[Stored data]

========

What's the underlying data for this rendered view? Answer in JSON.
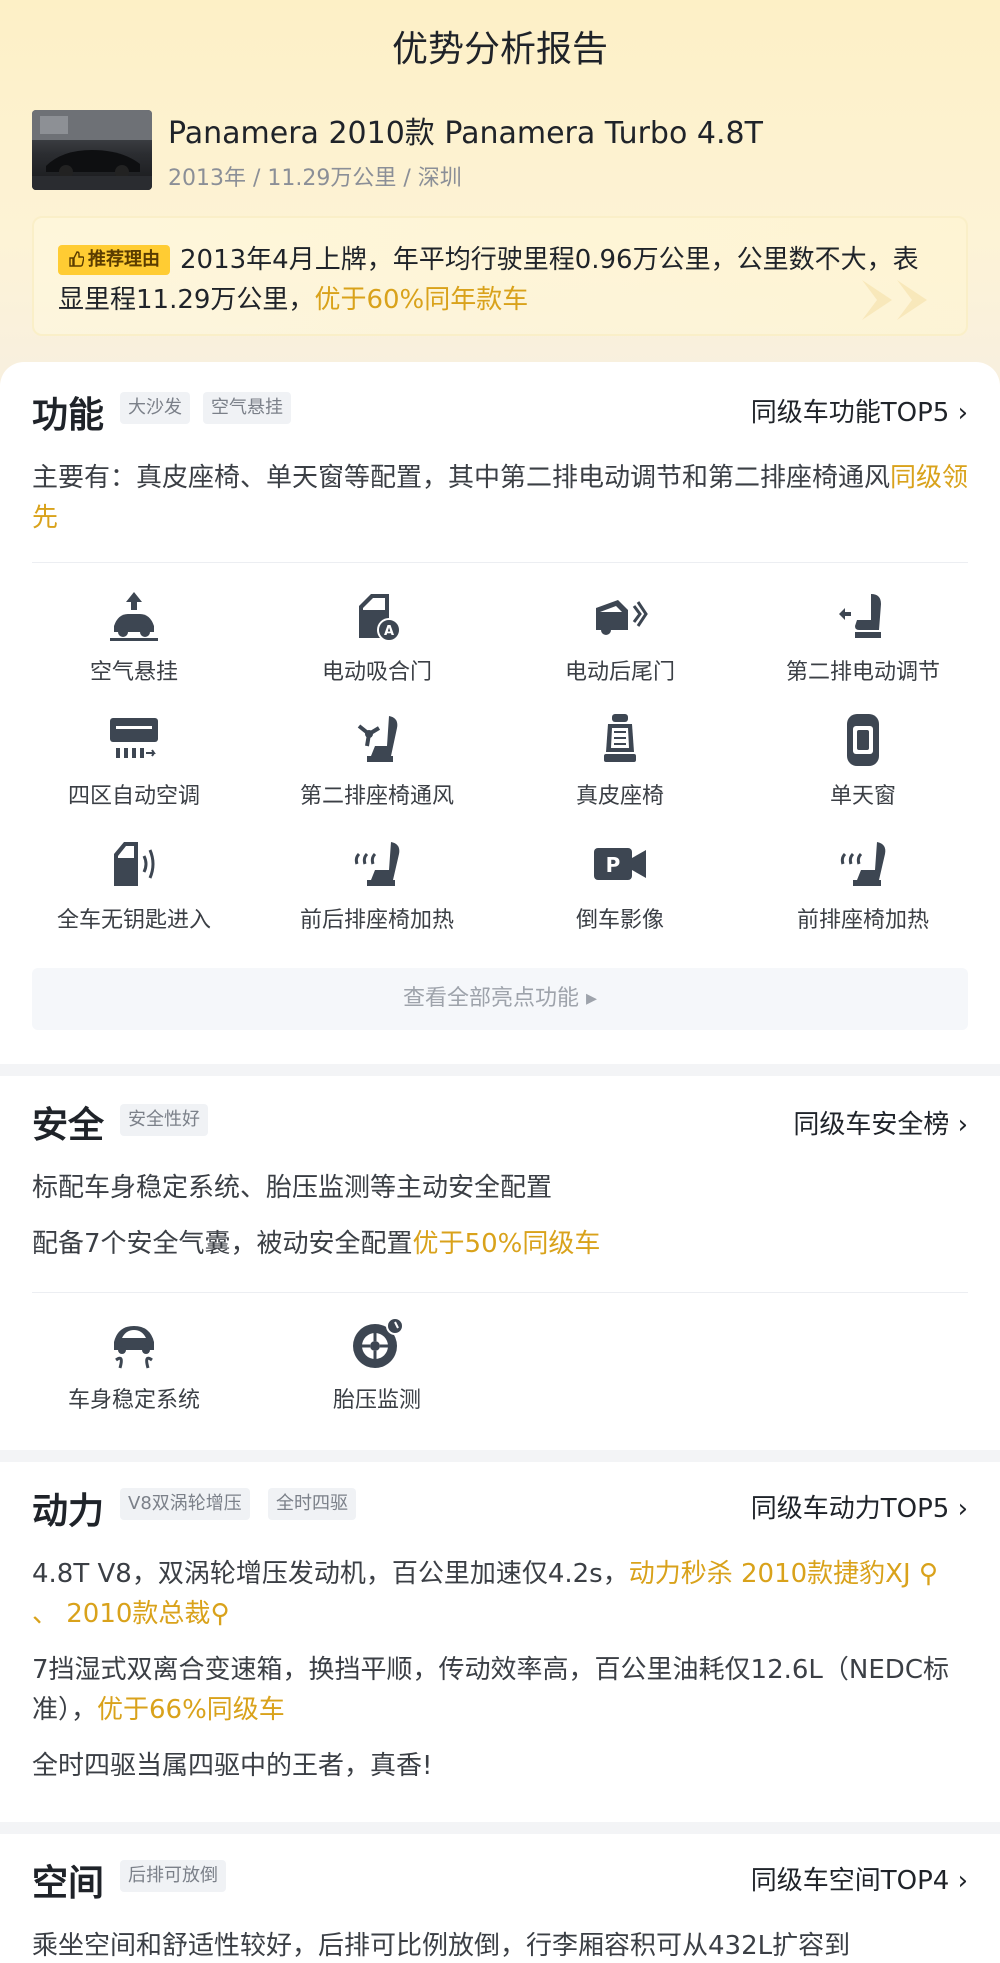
{
  "page": {
    "title": "优势分析报告"
  },
  "car": {
    "name": "Panamera 2010款 Panamera Turbo 4.8T",
    "meta": "2013年 / 11.29万公里 / 深圳"
  },
  "reason": {
    "badge": "推荐理由",
    "text": "2013年4月上牌，年平均行驶里程0.96万公里，公里数不大，表显里程11.29万公里，",
    "highlight": "优于60%同年款车"
  },
  "function_section": {
    "title": "功能",
    "tags": [
      "大沙发",
      "空气悬挂"
    ],
    "link": "同级车功能TOP5 ›",
    "summary": "主要有：真皮座椅、单天窗等配置，其中第二排电动调节和第二排座椅通风",
    "summary_highlight": "同级领先",
    "features": [
      {
        "label": "空气悬挂",
        "icon": "air-suspension-icon"
      },
      {
        "label": "电动吸合门",
        "icon": "soft-close-door-icon"
      },
      {
        "label": "电动后尾门",
        "icon": "power-tailgate-icon"
      },
      {
        "label": "第二排电动调节",
        "icon": "rear-seat-adjust-icon"
      },
      {
        "label": "四区自动空调",
        "icon": "four-zone-ac-icon"
      },
      {
        "label": "第二排座椅通风",
        "icon": "seat-ventilation-icon"
      },
      {
        "label": "真皮座椅",
        "icon": "leather-seat-icon"
      },
      {
        "label": "单天窗",
        "icon": "sunroof-icon"
      },
      {
        "label": "全车无钥匙进入",
        "icon": "keyless-entry-icon"
      },
      {
        "label": "前后排座椅加热",
        "icon": "seat-heating-icon"
      },
      {
        "label": "倒车影像",
        "icon": "reverse-camera-icon"
      },
      {
        "label": "前排座椅加热",
        "icon": "front-seat-heating-icon"
      }
    ],
    "view_all": "查看全部亮点功能 ▸"
  },
  "safety_section": {
    "title": "安全",
    "tags": [
      "安全性好"
    ],
    "link": "同级车安全榜 ›",
    "line1": "标配车身稳定系统、胎压监测等主动安全配置",
    "line2": "配备7个安全气囊，被动安全配置",
    "line2_highlight": "优于50%同级车",
    "features": [
      {
        "label": "车身稳定系统",
        "icon": "stability-control-icon"
      },
      {
        "label": "胎压监测",
        "icon": "tire-pressure-icon"
      }
    ]
  },
  "power_section": {
    "title": "动力",
    "tags": [
      "V8双涡轮增压",
      "全时四驱"
    ],
    "link": "同级车动力TOP5 ›",
    "line1": "4.8T V8，双涡轮增压发动机，百公里加速仅4.2s，",
    "line1_highlight": "动力秒杀 2010款捷豹XJ",
    "line1b_sep": " 、 ",
    "line1b_highlight": "2010款总裁",
    "line2": "7挡湿式双离合变速箱，换挡平顺，传动效率高，百公里油耗仅12.6L（NEDC标准），",
    "line2_highlight": "优于66%同级车",
    "line3": "全时四驱当属四驱中的王者，真香!"
  },
  "space_section": {
    "title": "空间",
    "tags": [
      "后排可放倒"
    ],
    "link": "同级车空间TOP4 ›",
    "line1": "乘坐空间和舒适性较好，后排可比例放倒，行李厢容积可从432L扩容到"
  },
  "colors": {
    "accent": "#d9a21b",
    "badge": "#ffcc33",
    "icon": "#3d4652"
  }
}
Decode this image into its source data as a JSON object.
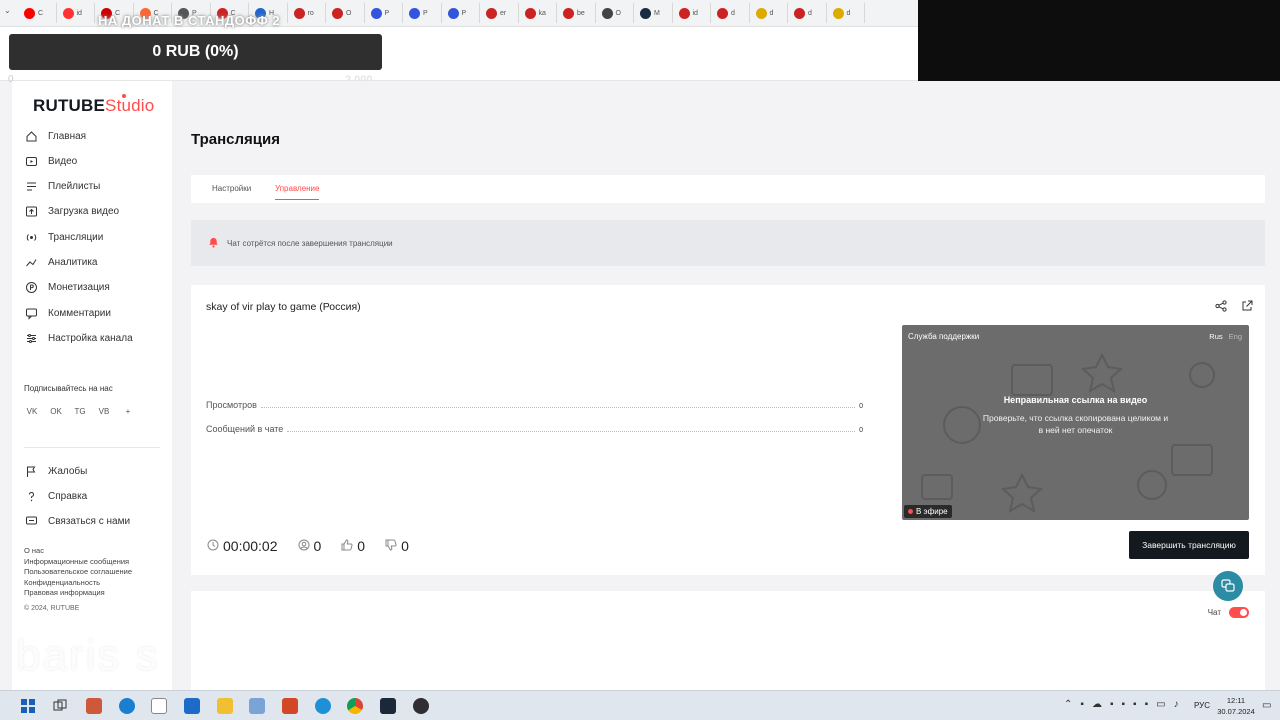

========

# [The exercise]
Quote the material exactly. Pictures stay out.

# [Worked answer]
What's the underlying data for this rendered view? Answer in JSON.
{
  "page": {
    "title": "优势分析报告"
  },
  "car": {
    "name": "Panamera 2010款 Panamera Turbo 4.8T",
    "meta": "2013年 / 11.29万公里 / 深圳"
  },
  "reason": {
    "badge": "推荐理由",
    "text": "2013年4月上牌，年平均行驶里程0.96万公里，公里数不大，表显里程11.29万公里，",
    "highlight": "优于60%同年款车"
  },
  "function_section": {
    "title": "功能",
    "tags": [
      "大沙发",
      "空气悬挂"
    ],
    "link": "同级车功能TOP5 ›",
    "summary": "主要有：真皮座椅、单天窗等配置，其中第二排电动调节和第二排座椅通风",
    "summary_highlight": "同级领先",
    "features": [
      {
        "label": "空气悬挂",
        "icon": "air-suspension-icon"
      },
      {
        "label": "电动吸合门",
        "icon": "soft-close-door-icon"
      },
      {
        "label": "电动后尾门",
        "icon": "power-tailgate-icon"
      },
      {
        "label": "第二排电动调节",
        "icon": "rear-seat-adjust-icon"
      },
      {
        "label": "四区自动空调",
        "icon": "four-zone-ac-icon"
      },
      {
        "label": "第二排座椅通风",
        "icon": "seat-ventilation-icon"
      },
      {
        "label": "真皮座椅",
        "icon": "leather-seat-icon"
      },
      {
        "label": "单天窗",
        "icon": "sunroof-icon"
      },
      {
        "label": "全车无钥匙进入",
        "icon": "keyless-entry-icon"
      },
      {
        "label": "前后排座椅加热",
        "icon": "seat-heating-icon"
      },
      {
        "label": "倒车影像",
        "icon": "reverse-camera-icon"
      },
      {
        "label": "前排座椅加热",
        "icon": "front-seat-heating-icon"
      }
    ],
    "view_all": "查看全部亮点功能 ▸"
  },
  "safety_section": {
    "title": "安全",
    "tags": [
      "安全性好"
    ],
    "link": "同级车安全榜 ›",
    "line1": "标配车身稳定系统、胎压监测等主动安全配置",
    "line2": "配备7个安全气囊，被动安全配置",
    "line2_highlight": "优于50%同级车",
    "features": [
      {
        "label": "车身稳定系统",
        "icon": "stability-control-icon"
      },
      {
        "label": "胎压监测",
        "icon": "tire-pressure-icon"
      }
    ]
  },
  "power_section": {
    "title": "动力",
    "tags": [
      "V8双涡轮增压",
      "全时四驱"
    ],
    "link": "同级车动力TOP5 ›",
    "line1": "4.8T V8，双涡轮增压发动机，百公里加速仅4.2s，",
    "line1_highlight": "动力秒杀 2010款捷豹XJ",
    "line1b_sep": " 、 ",
    "line1b_highlight": "2010款总裁",
    "line2": "7挡湿式双离合变速箱，换挡平顺，传动效率高，百公里油耗仅12.6L（NEDC标准），",
    "line2_highlight": "优于66%同级车",
    "line3": "全时四驱当属四驱中的王者，真香!"
  },
  "space_section": {
    "title": "空间",
    "tags": [
      "后排可放倒"
    ],
    "link": "同级车空间TOP4 ›",
    "line1": "乘坐空间和舒适性较好，后排可比例放倒，行李厢容积可从432L扩容到"
  },
  "colors": {
    "accent": "#d9a21b",
    "badge": "#ffcc33",
    "icon": "#3d4652"
  }
}
Decode this image into its source data as a JSON object.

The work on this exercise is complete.